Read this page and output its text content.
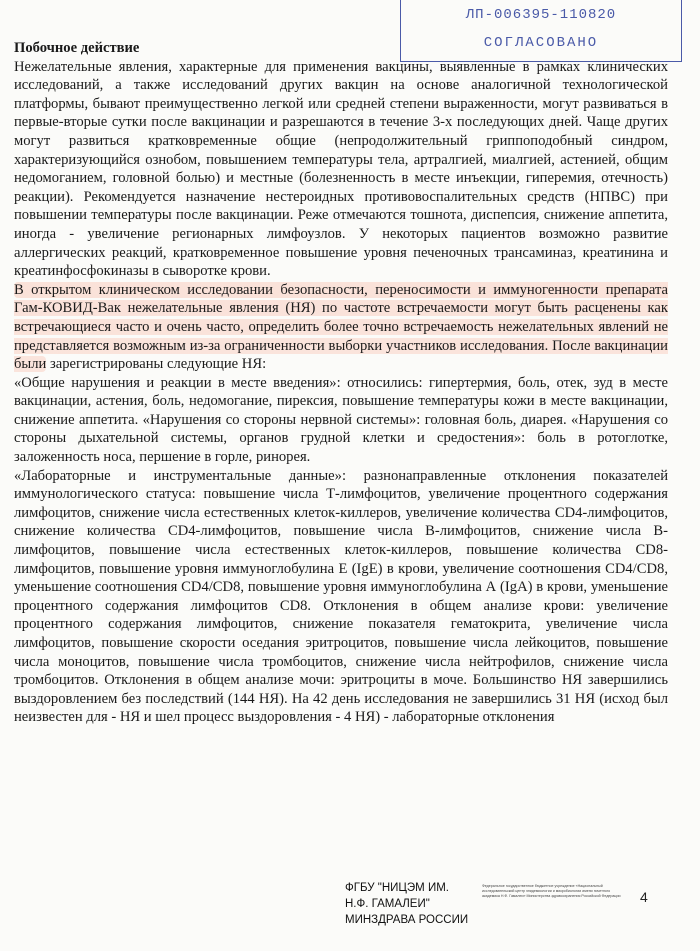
ЛП-006395-110820
СОГЛАСОВАНО

Побочное действие

Нежелательные явления, характерные для применения вакцины, выявленные в рамках клинических исследований, а также исследований других вакцин на основе аналогичной технологической платформы, бывают преимущественно легкой или средней степени выраженности, могут развиваться в первые-вторые сутки после вакцинации и разрешаются в течение 3-х последующих дней. Чаще других могут развиться кратковременные общие (непродолжительный гриппоподобный синдром, характеризующийся ознобом, повышением температуры тела, артралгией, миалгией, астенией, общим недомоганием, головной болью) и местные (болезненность в месте инъекции, гиперемия, отечность) реакции). Рекомендуется назначение нестероидных противовоспалительных средств (НПВС) при повышении температуры после вакцинации. Реже отмечаются тошнота, диспепсия, снижение аппетита, иногда - увеличение регионарных лимфоузлов. У некоторых пациентов возможно развитие аллергических реакций, кратковременное повышение уровня печеночных трансаминаз, креатинина и креатинфосфокиназы в сыворотке крови.

В открытом клиническом исследовании безопасности, переносимости и иммуногенности препарата Гам-КОВИД-Вак нежелательные явления (НЯ) по частоте встречаемости могут быть расценены как встречающиеся часто и очень часто, определить более точно встречаемость нежелательных явлений не представляется возможным из-за ограниченности выборки участников исследования. После вакцинации были зарегистрированы следующие НЯ:

«Общие нарушения и реакции в месте введения»: относились: гипертермия, боль, отек, зуд в месте вакцинации, астения, боль, недомогание, пирексия, повышение температуры кожи в месте вакцинации, снижение аппетита. «Нарушения со стороны нервной системы»: головная боль, диарея. «Нарушения со стороны дыхательной системы, органов грудной клетки и средостения»: боль в ротоглотке, заложенность носа, першение в горле, ринорея.

«Лабораторные и инструментальные данные»: разнонаправленные отклонения показателей иммунологического статуса: повышение числа Т-лимфоцитов, увеличение процентного содержания лимфоцитов, снижение числа естественных клеток-киллеров, увеличение количества CD4-лимфоцитов, снижение количества CD4-лимфоцитов, повышение числа В-лимфоцитов, снижение числа В-лимфоцитов, повышение числа естественных клеток-киллеров, повышение количества CD8-лимфоцитов, повышение уровня иммуноглобулина Е (IgE) в крови, увеличение соотношения CD4/CD8, уменьшение соотношения CD4/CD8, повышение уровня иммуноглобулина А (IgA) в крови, уменьшение процентного содержания лимфоцитов CD8. Отклонения в общем анализе крови: увеличение процентного содержания лимфоцитов, снижение показателя гематокрита, увеличение числа лимфоцитов, повышение скорости оседания эритроцитов, повышение числа лейкоцитов, повышение числа моноцитов, повышение числа тромбоцитов, снижение числа нейтрофилов, снижение числа тромбоцитов. Отклонения в общем анализе мочи: эритроциты в моче. Большинство НЯ завершились выздоровлением без последствий (144 НЯ). На 42 день исследования не завершились 31 НЯ (исход был неизвестен для - НЯ и шел процесс выздоровления - 4 НЯ) - лабораторные отклонения

ФГБУ "НИЦЭМ ИМ.
Н.Ф. ГАМАЛЕИ"
МИНЗДРАВА РОССИИ
Федеральное государственное бюджетное учреждение «Национальный исследовательский центр эпидемиологии и микробиологии имени почетного академика Н.Ф. Гамалеи» Министерства здравоохранения Российской Федерации 4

────────────────────

Aim: All the material shown above is to be copied exactly, with no pictures carried over.

Response:
Read this page and output its text content.
ЛП-006395-110820
СОГЛАСОВАНО

Побочное действие

Нежелательные явления, характерные для применения вакцины, выявленные в рамках клинических исследований, а также исследований других вакцин на основе аналогичной технологической платформы, бывают преимущественно легкой или средней степени выраженности, могут развиваться в первые-вторые сутки после вакцинации и разрешаются в течение 3-х последующих дней. Чаще других могут развиться кратковременные общие (непродолжительный гриппоподобный синдром, характеризующийся ознобом, повышением температуры тела, артралгией, миалгией, астенией, общим недомоганием, головной болью) и местные (болезненность в месте инъекции, гиперемия, отечность) реакции). Рекомендуется назначение нестероидных противовоспалительных средств (НПВС) при повышении температуры после вакцинации. Реже отмечаются тошнота, диспепсия, снижение аппетита, иногда - увеличение регионарных лимфоузлов. У некоторых пациентов возможно развитие аллергических реакций, кратковременное повышение уровня печеночных трансаминаз, креатинина и креатинфосфокиназы в сыворотке крови.

В открытом клиническом исследовании безопасности, переносимости и иммуногенности препарата Гам-КОВИД-Вак нежелательные явления (НЯ) по частоте встречаемости могут быть расценены как встречающиеся часто и очень часто, определить более точно встречаемость нежелательных явлений не представляется возможным из-за ограниченности выборки участников исследования. После вакцинации были зарегистрированы следующие НЯ:

«Общие нарушения и реакции в месте введения»: относились: гипертермия, боль, отек, зуд в месте вакцинации, астения, боль, недомогание, пирексия, повышение температуры кожи в месте вакцинации, снижение аппетита. «Нарушения со стороны нервной системы»: головная боль, диарея. «Нарушения со стороны дыхательной системы, органов грудной клетки и средостения»: боль в ротоглотке, заложенность носа, першение в горле, ринорея.

«Лабораторные и инструментальные данные»: разнонаправленные отклонения показателей иммунологического статуса: повышение числа Т-лимфоцитов, увеличение процентного содержания лимфоцитов, снижение числа естественных клеток-киллеров, увеличение количества CD4-лимфоцитов, снижение количества CD4-лимфоцитов, повышение числа В-лимфоцитов, снижение числа В-лимфоцитов, повышение числа естественных клеток-киллеров, повышение количества CD8-лимфоцитов, повышение уровня иммуноглобулина Е (IgE) в крови, увеличение соотношения CD4/CD8, уменьшение соотношения CD4/CD8, повышение уровня иммуноглобулина А (IgA) в крови, уменьшение процентного содержания лимфоцитов CD8. Отклонения в общем анализе крови: увеличение процентного содержания лимфоцитов, снижение показателя гематокрита, увеличение числа лимфоцитов, повышение скорости оседания эритроцитов, повышение числа лейкоцитов, повышение числа моноцитов, повышение числа тромбоцитов, снижение числа нейтрофилов, снижение числа тромбоцитов. Отклонения в общем анализе мочи: эритроциты в моче. Большинство НЯ завершились выздоровлением без последствий (144 НЯ). На 42 день исследования не завершились 31 НЯ (исход был неизвестен для - НЯ и шел процесс выздоровления - 4 НЯ) - лабораторные отклонения

ФГБУ "НИЦЭМ ИМ.
Н.Ф. ГАМАЛЕИ"
МИНЗДРАВА РОССИИ
Федеральное государственное бюджетное учреждение «Национальный исследовательский центр эпидемиологии и микробиологии имени почетного академика Н.Ф. Гамалеи» Министерства здравоохранения Российской Федерации 4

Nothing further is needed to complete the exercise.